**What this task involves**
Hunt for the word "Transactions" across the entries below, copying each line that holds it.

(Records excerpted from a collection)
>>

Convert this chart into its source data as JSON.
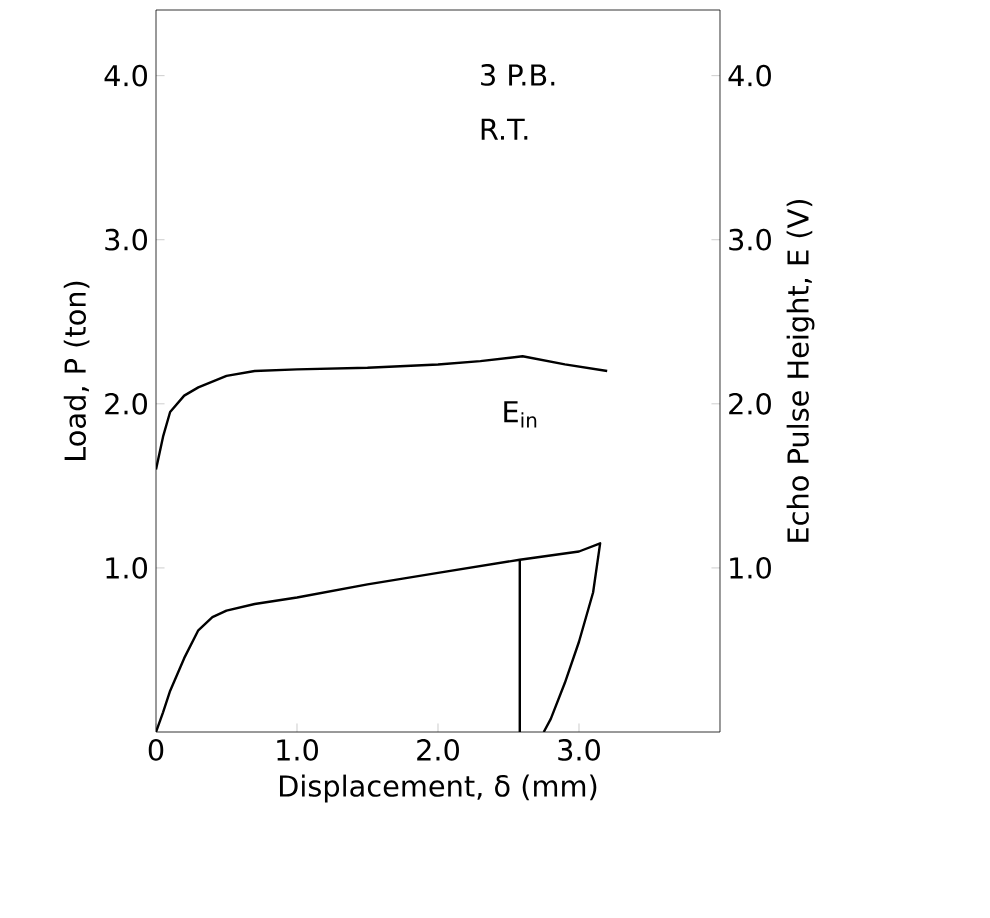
{
  "chart_data": {
    "type": "line",
    "xlabel": "Displacement, δ (mm)",
    "ylabel": "Load, P (ton)",
    "y2label": "Echo Pulse Height, E (V)",
    "xlim": [
      0,
      4.0
    ],
    "xticks": [
      {
        "value": 0,
        "label": "0"
      },
      {
        "value": 1,
        "label": "1.0"
      },
      {
        "value": 2,
        "label": "2.0"
      },
      {
        "value": 3,
        "label": "3.0"
      }
    ],
    "ylim": [
      0,
      4.4
    ],
    "yticks": [
      {
        "value": 1,
        "label": "1.0"
      },
      {
        "value": 2,
        "label": "2.0"
      },
      {
        "value": 3,
        "label": "3.0"
      },
      {
        "value": 4,
        "label": "4.0"
      }
    ],
    "y2lim": [
      0,
      4.4
    ],
    "y2ticks": [
      {
        "value": 1,
        "label": "1.0"
      },
      {
        "value": 2,
        "label": "2.0"
      },
      {
        "value": 3,
        "label": "3.0"
      },
      {
        "value": 4,
        "label": "4.0"
      }
    ],
    "series": [
      {
        "color": "#000000",
        "x": [
          0,
          0.05,
          0.1,
          0.2,
          0.3,
          0.4,
          0.5,
          0.7,
          1.0,
          1.5,
          2.0,
          2.58,
          3.0,
          3.15,
          3.1,
          3.0,
          2.9,
          2.8,
          2.75
        ],
        "values": [
          0,
          0.12,
          0.25,
          0.45,
          0.62,
          0.7,
          0.74,
          0.78,
          0.82,
          0.9,
          0.97,
          1.05,
          1.1,
          1.15,
          0.85,
          0.55,
          0.3,
          0.08,
          0
        ]
      },
      {
        "color": "#000000",
        "x": [
          2.58,
          2.58
        ],
        "values": [
          0,
          1.05
        ]
      },
      {
        "color": "#000000",
        "axis": "y2",
        "x": [
          0,
          0.05,
          0.1,
          0.2,
          0.3,
          0.5,
          0.7,
          1.0,
          1.5,
          2.0,
          2.3,
          2.6,
          2.9,
          3.2
        ],
        "values": [
          1.6,
          1.8,
          1.95,
          2.05,
          2.1,
          2.17,
          2.2,
          2.21,
          2.22,
          2.24,
          2.26,
          2.29,
          2.24,
          2.2
        ]
      }
    ],
    "annotations": [
      "3 P.B.",
      "R.T.",
      "E$_{in}$"
    ],
    "grid": false,
    "legend": false,
    "marker": "none",
    "line_style": "solid"
  }
}
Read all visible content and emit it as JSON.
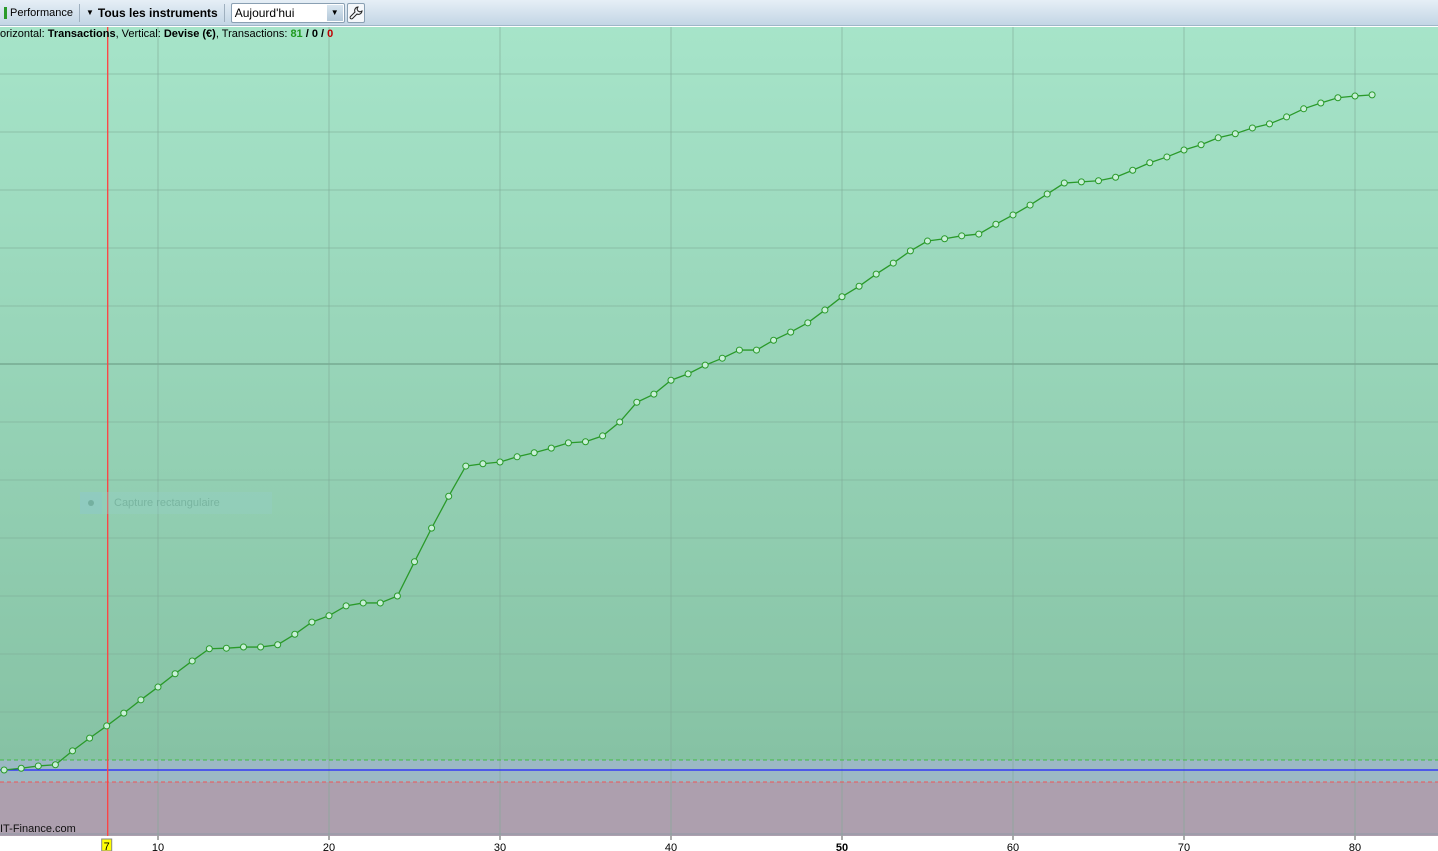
{
  "toolbar": {
    "performance_label": "Performance",
    "instruments_label": "Tous les instruments",
    "period_value": "Aujourd'hui",
    "settings_icon": "wrench-icon"
  },
  "info": {
    "horizontal_label": "orizontal: ",
    "horizontal_value": "Transactions",
    "vertical_label": ", Vertical: ",
    "vertical_value": "Devise (€)",
    "transactions_label": ", Transactions: ",
    "win": "81",
    "sep1": " / ",
    "neutral": "0",
    "sep2": " / ",
    "loss": "0"
  },
  "brand": "IT-Finance.com",
  "ghost_tooltip": "Capture rectangulaire",
  "cursor_label": "7",
  "colors": {
    "line": "#2a9a2a",
    "cursor": "#ff4040",
    "baseline": "#2020ff",
    "bg_top": "#a6e4c9",
    "bg_bottom": "#86c2a4",
    "loss_zone": "#ad9fae"
  },
  "chart_data": {
    "type": "line",
    "x_ticks": [
      10,
      20,
      30,
      40,
      50,
      60,
      70,
      80
    ],
    "xlim": [
      0,
      84
    ],
    "grid": true,
    "cursor_x": 7,
    "x": [
      1,
      2,
      3,
      4,
      5,
      6,
      7,
      8,
      9,
      10,
      11,
      12,
      13,
      14,
      15,
      16,
      17,
      18,
      19,
      20,
      21,
      22,
      23,
      24,
      25,
      26,
      27,
      28,
      29,
      30,
      31,
      32,
      33,
      34,
      35,
      36,
      37,
      38,
      39,
      40,
      41,
      42,
      43,
      44,
      45,
      46,
      47,
      48,
      49,
      50,
      51,
      52,
      53,
      54,
      55,
      56,
      57,
      58,
      59,
      60,
      61,
      62,
      63,
      64,
      65,
      66,
      67,
      68,
      69,
      70,
      71,
      72,
      73,
      74,
      75,
      76,
      77,
      78,
      79,
      80,
      81
    ],
    "y": [
      0,
      0.03,
      0.07,
      0.09,
      0.33,
      0.55,
      0.76,
      0.98,
      1.21,
      1.43,
      1.66,
      1.88,
      2.09,
      2.1,
      2.12,
      2.12,
      2.16,
      2.34,
      2.55,
      2.66,
      2.83,
      2.88,
      2.88,
      3.0,
      3.59,
      4.17,
      4.72,
      5.24,
      5.28,
      5.31,
      5.4,
      5.47,
      5.55,
      5.64,
      5.66,
      5.76,
      6.0,
      6.34,
      6.48,
      6.72,
      6.83,
      6.98,
      7.1,
      7.24,
      7.24,
      7.41,
      7.55,
      7.71,
      7.93,
      8.16,
      8.34,
      8.55,
      8.74,
      8.95,
      9.12,
      9.16,
      9.21,
      9.24,
      9.41,
      9.57,
      9.74,
      9.93,
      10.12,
      10.14,
      10.16,
      10.22,
      10.34,
      10.47,
      10.57,
      10.69,
      10.78,
      10.9,
      10.97,
      11.07,
      11.14,
      11.26,
      11.4,
      11.5,
      11.59,
      11.62,
      11.64
    ]
  }
}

<<

**Complete response**
    "horizontal_value": "Transactions",
    "transactions_label": ", Transactions: ",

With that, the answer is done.